#### EXTRACTED INFORMATION
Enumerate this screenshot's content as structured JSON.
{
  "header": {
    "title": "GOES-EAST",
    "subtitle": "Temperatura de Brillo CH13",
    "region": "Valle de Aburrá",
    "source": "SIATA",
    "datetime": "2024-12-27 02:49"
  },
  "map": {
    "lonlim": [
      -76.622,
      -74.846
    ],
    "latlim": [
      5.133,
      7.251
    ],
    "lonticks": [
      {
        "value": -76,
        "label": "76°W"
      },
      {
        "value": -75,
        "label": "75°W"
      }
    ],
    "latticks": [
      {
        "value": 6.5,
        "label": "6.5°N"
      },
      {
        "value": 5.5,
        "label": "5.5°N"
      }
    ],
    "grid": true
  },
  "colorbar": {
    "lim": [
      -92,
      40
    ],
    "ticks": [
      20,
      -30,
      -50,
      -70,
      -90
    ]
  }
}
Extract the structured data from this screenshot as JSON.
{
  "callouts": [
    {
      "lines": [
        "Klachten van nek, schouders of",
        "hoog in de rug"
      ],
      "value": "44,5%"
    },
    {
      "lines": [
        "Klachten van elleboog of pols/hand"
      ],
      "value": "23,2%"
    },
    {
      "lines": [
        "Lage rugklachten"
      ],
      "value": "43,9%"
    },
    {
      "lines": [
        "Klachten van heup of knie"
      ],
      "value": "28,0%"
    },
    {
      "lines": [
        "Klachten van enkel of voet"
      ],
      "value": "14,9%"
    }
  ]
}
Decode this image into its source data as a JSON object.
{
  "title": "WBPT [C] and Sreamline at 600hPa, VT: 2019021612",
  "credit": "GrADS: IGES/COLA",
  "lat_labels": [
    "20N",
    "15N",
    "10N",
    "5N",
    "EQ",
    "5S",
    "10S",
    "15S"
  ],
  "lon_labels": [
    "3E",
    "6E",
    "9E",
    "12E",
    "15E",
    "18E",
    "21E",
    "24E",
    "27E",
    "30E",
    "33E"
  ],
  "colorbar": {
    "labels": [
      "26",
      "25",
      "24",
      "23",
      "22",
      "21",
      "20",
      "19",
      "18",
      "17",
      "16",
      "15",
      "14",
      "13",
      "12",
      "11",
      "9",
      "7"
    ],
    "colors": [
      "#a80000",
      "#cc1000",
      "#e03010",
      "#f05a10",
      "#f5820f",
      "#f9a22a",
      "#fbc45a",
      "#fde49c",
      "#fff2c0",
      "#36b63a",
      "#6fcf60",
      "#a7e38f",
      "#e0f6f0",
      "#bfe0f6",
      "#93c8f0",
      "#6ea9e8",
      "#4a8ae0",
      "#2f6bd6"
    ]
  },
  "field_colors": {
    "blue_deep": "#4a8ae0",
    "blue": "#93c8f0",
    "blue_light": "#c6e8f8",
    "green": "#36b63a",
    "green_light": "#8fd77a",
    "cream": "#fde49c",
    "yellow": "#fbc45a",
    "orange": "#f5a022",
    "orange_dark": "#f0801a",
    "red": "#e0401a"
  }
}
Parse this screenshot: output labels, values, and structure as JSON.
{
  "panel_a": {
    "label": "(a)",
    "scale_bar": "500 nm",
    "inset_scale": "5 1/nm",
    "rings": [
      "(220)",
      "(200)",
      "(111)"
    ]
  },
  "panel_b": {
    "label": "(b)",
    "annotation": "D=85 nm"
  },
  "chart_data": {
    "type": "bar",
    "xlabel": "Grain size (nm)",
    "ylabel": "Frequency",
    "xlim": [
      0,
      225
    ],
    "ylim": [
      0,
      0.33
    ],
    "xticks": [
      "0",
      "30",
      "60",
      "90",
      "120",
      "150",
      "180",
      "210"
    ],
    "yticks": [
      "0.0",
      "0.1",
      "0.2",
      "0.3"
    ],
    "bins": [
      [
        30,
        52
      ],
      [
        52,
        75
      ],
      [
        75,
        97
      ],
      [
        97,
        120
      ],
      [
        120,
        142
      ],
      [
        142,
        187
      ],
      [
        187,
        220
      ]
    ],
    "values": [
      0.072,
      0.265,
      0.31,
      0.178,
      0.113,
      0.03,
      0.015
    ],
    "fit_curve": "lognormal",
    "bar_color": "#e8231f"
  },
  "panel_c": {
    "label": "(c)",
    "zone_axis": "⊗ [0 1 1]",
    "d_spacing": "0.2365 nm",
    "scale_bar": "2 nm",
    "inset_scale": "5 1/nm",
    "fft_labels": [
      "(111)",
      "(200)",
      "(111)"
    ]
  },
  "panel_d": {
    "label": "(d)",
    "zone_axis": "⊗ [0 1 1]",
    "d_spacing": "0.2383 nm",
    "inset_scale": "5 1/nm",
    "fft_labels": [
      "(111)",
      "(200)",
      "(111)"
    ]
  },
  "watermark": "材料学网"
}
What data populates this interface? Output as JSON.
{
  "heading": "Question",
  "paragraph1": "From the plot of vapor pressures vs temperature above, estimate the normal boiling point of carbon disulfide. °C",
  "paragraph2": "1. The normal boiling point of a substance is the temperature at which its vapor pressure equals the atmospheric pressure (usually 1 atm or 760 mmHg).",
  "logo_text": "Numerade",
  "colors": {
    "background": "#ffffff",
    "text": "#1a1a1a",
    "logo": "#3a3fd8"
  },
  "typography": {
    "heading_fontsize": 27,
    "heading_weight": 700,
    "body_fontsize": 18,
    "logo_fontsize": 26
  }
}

#### PROBLEM REQUIREMENTS
Return all of the data precisely as it appears.

#### RESULT
Enumerate this screenshot's content as structured JSON.
{
  "header": {
    "title": "GOES-EAST",
    "subtitle": "Temperatura de Brillo CH13",
    "region": "Valle de Aburrá",
    "source": "SIATA",
    "datetime": "2024-12-27 02:49"
  },
  "map": {
    "lonlim": [
      -76.622,
      -74.846
    ],
    "latlim": [
      5.133,
      7.251
    ],
    "lonticks": [
      {
        "value": -76,
        "label": "76°W"
      },
      {
        "value": -75,
        "label": "75°W"
      }
    ],
    "latticks": [
      {
        "value": 6.5,
        "label": "6.5°N"
      },
      {
        "value": 5.5,
        "label": "5.5°N"
      }
    ],
    "grid": true
  },
  "colorbar": {
    "lim": [
      -92,
      40
    ],
    "ticks": [
      20,
      -30,
      -50,
      -70,
      -90
    ]
  }
}
Extract the structured data from this screenshot as JSON.
{
  "callouts": [
    {
      "lines": [
        "Klachten van nek, schouders of",
        "hoog in de rug"
      ],
      "value": "44,5%"
    },
    {
      "lines": [
        "Klachten van elleboog of pols/hand"
      ],
      "value": "23,2%"
    },
    {
      "lines": [
        "Lage rugklachten"
      ],
      "value": "43,9%"
    },
    {
      "lines": [
        "Klachten van heup of knie"
      ],
      "value": "28,0%"
    },
    {
      "lines": [
        "Klachten van enkel of voet"
      ],
      "value": "14,9%"
    }
  ]
}
Decode this image into its source data as a JSON object.
{
  "title": "WBPT [C] and Sreamline at 600hPa, VT: 2019021612",
  "credit": "GrADS: IGES/COLA",
  "lat_labels": [
    "20N",
    "15N",
    "10N",
    "5N",
    "EQ",
    "5S",
    "10S",
    "15S"
  ],
  "lon_labels": [
    "3E",
    "6E",
    "9E",
    "12E",
    "15E",
    "18E",
    "21E",
    "24E",
    "27E",
    "30E",
    "33E"
  ],
  "colorbar": {
    "labels": [
      "26",
      "25",
      "24",
      "23",
      "22",
      "21",
      "20",
      "19",
      "18",
      "17",
      "16",
      "15",
      "14",
      "13",
      "12",
      "11",
      "9",
      "7"
    ],
    "colors": [
      "#a80000",
      "#cc1000",
      "#e03010",
      "#f05a10",
      "#f5820f",
      "#f9a22a",
      "#fbc45a",
      "#fde49c",
      "#fff2c0",
      "#36b63a",
      "#6fcf60",
      "#a7e38f",
      "#e0f6f0",
      "#bfe0f6",
      "#93c8f0",
      "#6ea9e8",
      "#4a8ae0",
      "#2f6bd6"
    ]
  },
  "field_colors": {
    "blue_deep": "#4a8ae0",
    "blue": "#93c8f0",
    "blue_light": "#c6e8f8",
    "green": "#36b63a",
    "green_light": "#8fd77a",
    "cream": "#fde49c",
    "yellow": "#fbc45a",
    "orange": "#f5a022",
    "orange_dark": "#f0801a",
    "red": "#e0401a"
  }
}
Parse this screenshot: output labels, values, and structure as JSON.
{
  "panel_a": {
    "label": "(a)",
    "scale_bar": "500 nm",
    "inset_scale": "5 1/nm",
    "rings": [
      "(220)",
      "(200)",
      "(111)"
    ]
  },
  "panel_b": {
    "label": "(b)",
    "annotation": "D=85 nm"
  },
  "chart_data": {
    "type": "bar",
    "xlabel": "Grain size (nm)",
    "ylabel": "Frequency",
    "xlim": [
      0,
      225
    ],
    "ylim": [
      0,
      0.33
    ],
    "xticks": [
      "0",
      "30",
      "60",
      "90",
      "120",
      "150",
      "180",
      "210"
    ],
    "yticks": [
      "0.0",
      "0.1",
      "0.2",
      "0.3"
    ],
    "bins": [
      [
        30,
        52
      ],
      [
        52,
        75
      ],
      [
        75,
        97
      ],
      [
        97,
        120
      ],
      [
        120,
        142
      ],
      [
        142,
        187
      ],
      [
        187,
        220
      ]
    ],
    "values": [
      0.072,
      0.265,
      0.31,
      0.178,
      0.113,
      0.03,
      0.015
    ],
    "fit_curve": "lognormal",
    "bar_color": "#e8231f"
  },
  "panel_c": {
    "label": "(c)",
    "zone_axis": "⊗ [0 1 1]",
    "d_spacing": "0.2365 nm",
    "scale_bar": "2 nm",
    "inset_scale": "5 1/nm",
    "fft_labels": [
      "(111)",
      "(200)",
      "(111)"
    ]
  },
  "panel_d": {
    "label": "(d)",
    "zone_axis": "⊗ [0 1 1]",
    "d_spacing": "0.2383 nm",
    "inset_scale": "5 1/nm",
    "fft_labels": [
      "(111)",
      "(200)",
      "(111)"
    ]
  },
  "watermark": "材料学网"
}
What data populates this interface? Output as JSON.
{
  "heading": "Question",
  "paragraph1": "From the plot of vapor pressures vs temperature above, estimate the normal boiling point of carbon disulfide. °C",
  "paragraph2": "1. The normal boiling point of a substance is the temperature at which its vapor pressure equals the atmospheric pressure (usually 1 atm or 760 mmHg).",
  "logo_text": "Numerade",
  "colors": {
    "background": "#ffffff",
    "text": "#1a1a1a",
    "logo": "#3a3fd8"
  },
  "typography": {
    "heading_fontsize": 27,
    "heading_weight": 700,
    "body_fontsize": 18,
    "logo_fontsize": 26
  }
}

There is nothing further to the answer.